# [Data for this exercise]
%%

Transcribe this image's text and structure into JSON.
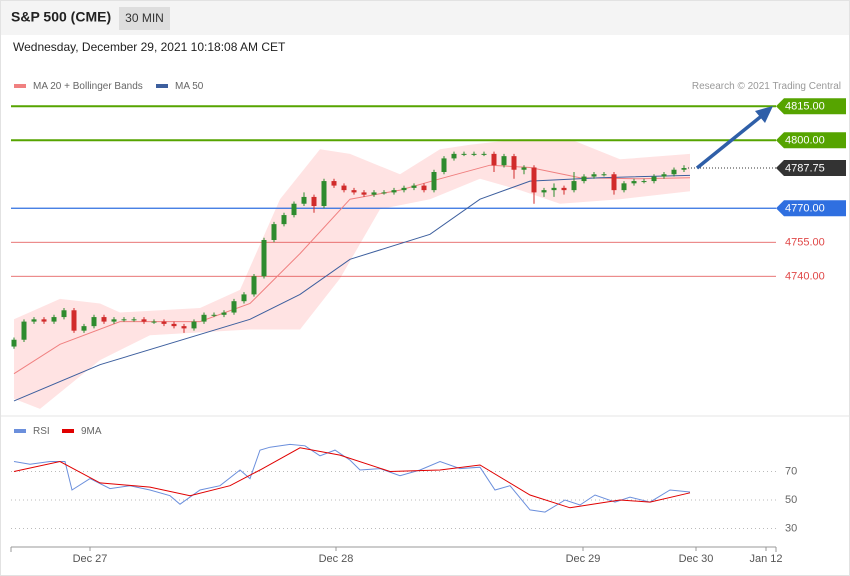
{
  "header": {
    "title": "S&P 500 (CME)",
    "timeframe": "30 MIN",
    "timestamp": "Wednesday, December 29, 2021 10:18:08 AM CET"
  },
  "chart_data": [
    {
      "type": "candlestick",
      "copyright": "Research © 2021 Trading Central",
      "xlim": [
        -0.3,
        76.2
      ],
      "ylim": [
        4681,
        4831
      ],
      "up_color": "#2e8b2e",
      "down_color": "#d12b2b",
      "candles": {
        "open": [
          4709,
          4712,
          4720,
          4721,
          4720,
          4722,
          4725,
          4716,
          4718,
          4722,
          4720,
          4721,
          4721,
          4721,
          4720,
          4720,
          4719,
          4718,
          4717,
          4720,
          4723,
          4723,
          4724,
          4729,
          4732,
          4740,
          4756,
          4763,
          4767,
          4772,
          4775,
          4771,
          4782,
          4780,
          4778,
          4777,
          4776,
          4777,
          4777,
          4778,
          4779,
          4780,
          4778,
          4786,
          4792,
          4794,
          4794,
          4794,
          4794,
          4789,
          4793,
          4787,
          4788,
          4777,
          4778,
          4779,
          4778,
          4782,
          4784,
          4785,
          4785,
          4778,
          4781,
          4782,
          4782,
          4784,
          4785,
          4787
        ],
        "high": [
          4713,
          4721,
          4722,
          4722,
          4723,
          4726,
          4726,
          4719,
          4723,
          4723,
          4722,
          4722,
          4722,
          4722,
          4721,
          4721,
          4720,
          4719,
          4721,
          4724,
          4724,
          4725,
          4730,
          4733,
          4741,
          4757,
          4764,
          4768,
          4773,
          4777,
          4776,
          4783,
          4783,
          4781,
          4779,
          4778,
          4778,
          4778,
          4779,
          4780,
          4781,
          4781,
          4787,
          4793,
          4795,
          4795,
          4795,
          4795,
          4795,
          4794,
          4794,
          4789,
          4789,
          4779,
          4781,
          4780,
          4786,
          4785,
          4786,
          4786,
          4786,
          4782,
          4783,
          4783,
          4785,
          4786,
          4788,
          4789
        ],
        "low": [
          4708,
          4711,
          4719,
          4719,
          4719,
          4721,
          4715,
          4715,
          4717,
          4719,
          4719,
          4720,
          4720,
          4719,
          4719,
          4718,
          4717,
          4715,
          4716,
          4719,
          4722,
          4722,
          4723,
          4728,
          4731,
          4739,
          4755,
          4762,
          4766,
          4771,
          4768,
          4770,
          4779,
          4777,
          4776,
          4775,
          4775,
          4776,
          4776,
          4777,
          4778,
          4777,
          4777,
          4785,
          4791,
          4793,
          4793,
          4793,
          4786,
          4788,
          4783,
          4785,
          4772,
          4775,
          4775,
          4776,
          4777,
          4781,
          4783,
          4784,
          4776,
          4777,
          4780,
          4781,
          4781,
          4783,
          4784,
          4786
        ],
        "close": [
          4712,
          4720,
          4721,
          4720,
          4722,
          4725,
          4716,
          4718,
          4722,
          4720,
          4721,
          4721,
          4721,
          4720,
          4720,
          4719,
          4718,
          4717,
          4720,
          4723,
          4723,
          4724,
          4729,
          4732,
          4740,
          4756,
          4763,
          4767,
          4772,
          4775,
          4771,
          4782,
          4780,
          4778,
          4777,
          4776,
          4777,
          4777,
          4778,
          4779,
          4780,
          4778,
          4786,
          4792,
          4794,
          4794,
          4794,
          4794,
          4789,
          4793,
          4787,
          4788,
          4777,
          4778,
          4779,
          4778,
          4782,
          4784,
          4785,
          4785,
          4778,
          4781,
          4782,
          4782,
          4784,
          4785,
          4787,
          4787.75
        ]
      },
      "series": [
        {
          "name": "MA 20 + Bollinger Bands",
          "color": "#f08080",
          "band_color": "#ffe3e3",
          "x": [
            0,
            4.6,
            10.6,
            18.6,
            23.6,
            28.6,
            33.6,
            38.6,
            42.6,
            47.6,
            51.6,
            56.6,
            62.6,
            67.6
          ],
          "values": [
            4697,
            4710,
            4720,
            4720,
            4728,
            4750,
            4774,
            4778,
            4783,
            4789,
            4788,
            4783.5,
            4783,
            4783.5
          ],
          "upper": {
            "x": [
              0,
              4.6,
              8.6,
              10.6,
              18.6,
              22.6,
              26.6,
              30.6,
              33.6,
              38.6,
              42.6,
              45.6,
              50.6,
              55.6,
              60.6,
              67.6
            ],
            "values": [
              4721,
              4730,
              4728,
              4724,
              4726,
              4734,
              4774,
              4796,
              4794,
              4785,
              4796,
              4798,
              4800.5,
              4800.5,
              4791.6,
              4794
            ]
          },
          "lower": {
            "x": [
              0,
              2.6,
              8.6,
              13.6,
              23.6,
              28.6,
              32.6,
              36.6,
              41.6,
              46.6,
              50.6,
              54.6,
              60.6,
              67.6
            ],
            "values": [
              4686,
              4681.5,
              4703,
              4714,
              4716.5,
              4716.5,
              4739,
              4769.6,
              4774,
              4783,
              4778,
              4772,
              4774,
              4777.5
            ]
          }
        },
        {
          "name": "MA 50",
          "color": "#3d5f9e",
          "x": [
            0,
            8.6,
            23.6,
            28.6,
            33.6,
            41.6,
            46.6,
            51.6,
            58.6,
            67.6
          ],
          "values": [
            4685,
            4701,
            4721,
            4732,
            4747.5,
            4758.5,
            4774,
            4782,
            4783.5,
            4784.5
          ]
        }
      ],
      "levels": [
        {
          "value": 4815,
          "label": "4815.00",
          "color": "#56a400",
          "tagged": true
        },
        {
          "value": 4800,
          "label": "4800.00",
          "color": "#56a400",
          "tagged": true
        },
        {
          "value": 4787.75,
          "label": "4787.75",
          "color": "#333333",
          "tagged": true,
          "dotted": true
        },
        {
          "value": 4770,
          "label": "4770.00",
          "color": "#2f6fe0",
          "tagged": true
        },
        {
          "value": 4755,
          "label": "4755.00",
          "color": "#e04848",
          "tagged": false
        },
        {
          "value": 4740,
          "label": "4740.00",
          "color": "#e04848",
          "tagged": false
        }
      ]
    },
    {
      "type": "line",
      "xlim": [
        -0.3,
        76.2
      ],
      "ylim": [
        17,
        104
      ],
      "yticks": [
        70,
        50,
        30
      ],
      "xticks": [
        {
          "value": 7.6,
          "label": "Dec 27"
        },
        {
          "value": 32.2,
          "label": "Dec 28"
        },
        {
          "value": 56.9,
          "label": "Dec 29"
        },
        {
          "value": 68.2,
          "label": "Dec 30"
        },
        {
          "value": 75.2,
          "label": "Jan 12"
        }
      ],
      "series": [
        {
          "name": "RSI",
          "color": "#6b8fdc",
          "x": [
            0,
            1.6,
            3.6,
            5.1,
            5.8,
            7.6,
            9.6,
            11.6,
            13.6,
            15.6,
            16.6,
            18.6,
            20.6,
            22.6,
            23.6,
            24.6,
            25.6,
            27.6,
            29.1,
            30.6,
            32.1,
            33.6,
            34.6,
            36.6,
            38.6,
            40.6,
            42.6,
            44.6,
            46.6,
            48.1,
            49.6,
            51.6,
            53.1,
            55.1,
            56.6,
            58.1,
            60.1,
            61.6,
            63.6,
            65.6,
            67.6
          ],
          "values": [
            77,
            75,
            77,
            77,
            57,
            65,
            58,
            60,
            57,
            53,
            47,
            57,
            60,
            71,
            65,
            85,
            87,
            89,
            88,
            81,
            85,
            78,
            71,
            72,
            67,
            71,
            77,
            72,
            73,
            57,
            60,
            43,
            41.5,
            50,
            46.5,
            53.5,
            48.5,
            52,
            48.5,
            57,
            55.6
          ]
        },
        {
          "name": "9MA",
          "color": "#e00000",
          "x": [
            0,
            4.6,
            8.6,
            13.6,
            17.6,
            21.6,
            24.6,
            28.6,
            32.6,
            37.6,
            42.6,
            46.6,
            51.6,
            55.6,
            60.6,
            63.6,
            67.6
          ],
          "values": [
            70,
            77,
            62,
            59,
            53,
            60,
            71,
            86.6,
            81.5,
            70,
            71,
            74.5,
            53.5,
            44.5,
            50,
            48.5,
            55
          ]
        }
      ]
    }
  ]
}
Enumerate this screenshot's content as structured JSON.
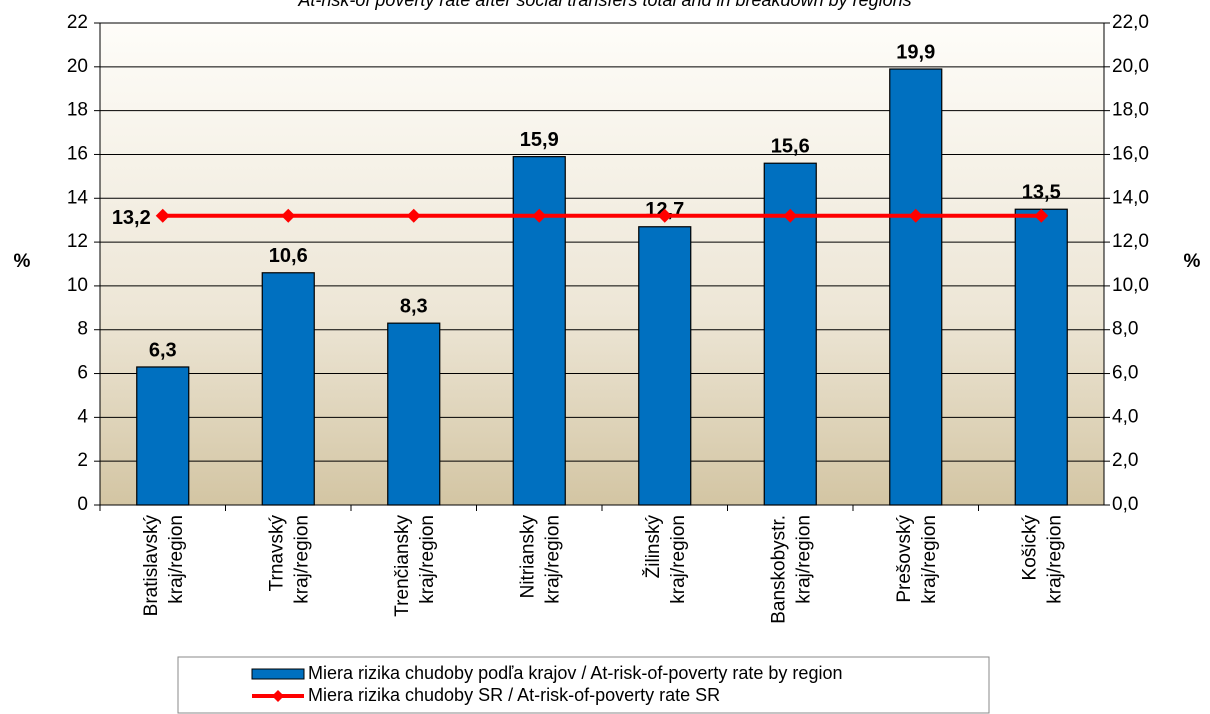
{
  "chart_data": {
    "type": "bar",
    "title": "At-risk-of poverty rate after social transfers total and in breakdown by regions",
    "ylabel": "%",
    "y2label": "%",
    "categories": [
      "Bratislavský kraj/region",
      "Trnavský kraj/region",
      "Trenčiansky kraj/region",
      "Nitriansky kraj/region",
      "Žilinský kraj/region",
      "Banskobystr. kraj/region",
      "Prešovský kraj/region",
      "Košický kraj/region"
    ],
    "series": [
      {
        "name": "Miera rizika chudoby podľa krajov / At-risk-of-poverty rate by region",
        "type": "bar",
        "color": "#0070c0",
        "values": [
          6.3,
          10.6,
          8.3,
          15.9,
          12.7,
          15.6,
          19.9,
          13.5
        ],
        "value_labels": [
          "6,3",
          "10,6",
          "8,3",
          "15,9",
          "12,7",
          "15,6",
          "19,9",
          "13,5"
        ]
      },
      {
        "name": "Miera rizika chudoby SR / At-risk-of-poverty rate SR",
        "type": "line",
        "axis": "y2",
        "color": "#ff0000",
        "values": [
          13.2,
          13.2,
          13.2,
          13.2,
          13.2,
          13.2,
          13.2,
          13.2
        ],
        "value_labels": [
          "13,2",
          null,
          null,
          null,
          null,
          null,
          null,
          null
        ]
      }
    ],
    "ylim": [
      0,
      22
    ],
    "yticks": [
      0,
      2,
      4,
      6,
      8,
      10,
      12,
      14,
      16,
      18,
      20,
      22
    ],
    "y2lim": [
      0,
      22
    ],
    "y2ticks": [
      {
        "value": 0,
        "label": "0,0"
      },
      {
        "value": 2,
        "label": "2,0"
      },
      {
        "value": 4,
        "label": "4,0"
      },
      {
        "value": 6,
        "label": "6,0"
      },
      {
        "value": 8,
        "label": "8,0"
      },
      {
        "value": 10,
        "label": "10,0"
      },
      {
        "value": 12,
        "label": "12,0"
      },
      {
        "value": 14,
        "label": "14,0"
      },
      {
        "value": 16,
        "label": "16,0"
      },
      {
        "value": 18,
        "label": "18,0"
      },
      {
        "value": 20,
        "label": "20,0"
      },
      {
        "value": 22,
        "label": "22,0"
      }
    ],
    "grid": true
  }
}
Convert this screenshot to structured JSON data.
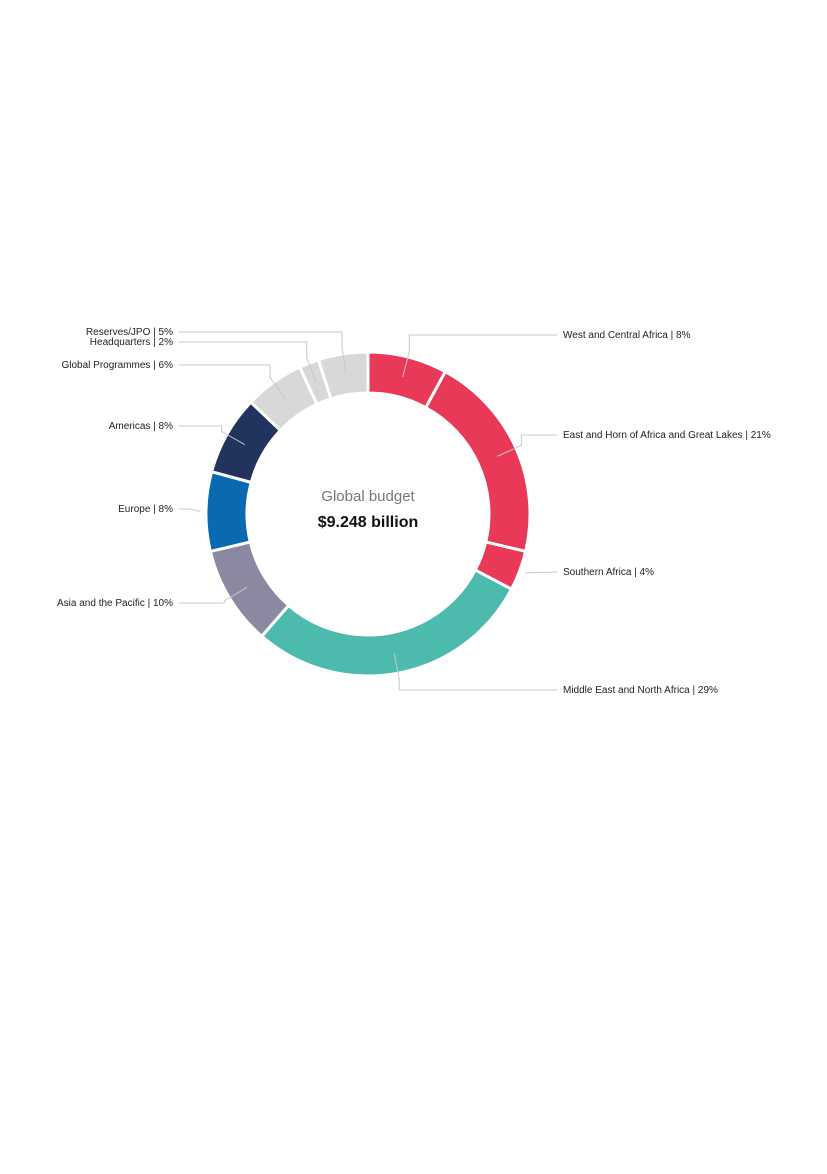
{
  "chart_data": {
    "type": "pie",
    "center": {
      "title": "Global budget",
      "value": "$9.248 billion"
    },
    "segments": [
      {
        "label": "West and Central Africa | 8%",
        "value": 8,
        "color": "#e83a58"
      },
      {
        "label": "East and Horn of Africa and Great Lakes | 21%",
        "value": 21,
        "color": "#e83a58"
      },
      {
        "label": "Southern Africa | 4%",
        "value": 4,
        "color": "#e83a58"
      },
      {
        "label": "Middle East and North Africa | 29%",
        "value": 29,
        "color": "#4cbaad"
      },
      {
        "label": "Asia and the Pacific | 10%",
        "value": 10,
        "color": "#8a89a1"
      },
      {
        "label": "Europe | 8%",
        "value": 8,
        "color": "#0a6ab1"
      },
      {
        "label": "Americas | 8%",
        "value": 8,
        "color": "#22335d"
      },
      {
        "label": "Global Programmes | 6%",
        "value": 6,
        "color": "#d8d8d8"
      },
      {
        "label": "Headquarters | 2%",
        "value": 2,
        "color": "#d8d8d8"
      },
      {
        "label": "Reserves/JPO | 5%",
        "value": 5,
        "color": "#d8d8d8"
      }
    ]
  }
}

%%

# [Task requirements]
Determine how many lines of the records above contain the word "Global", and report only that number.

# [Written reply]
2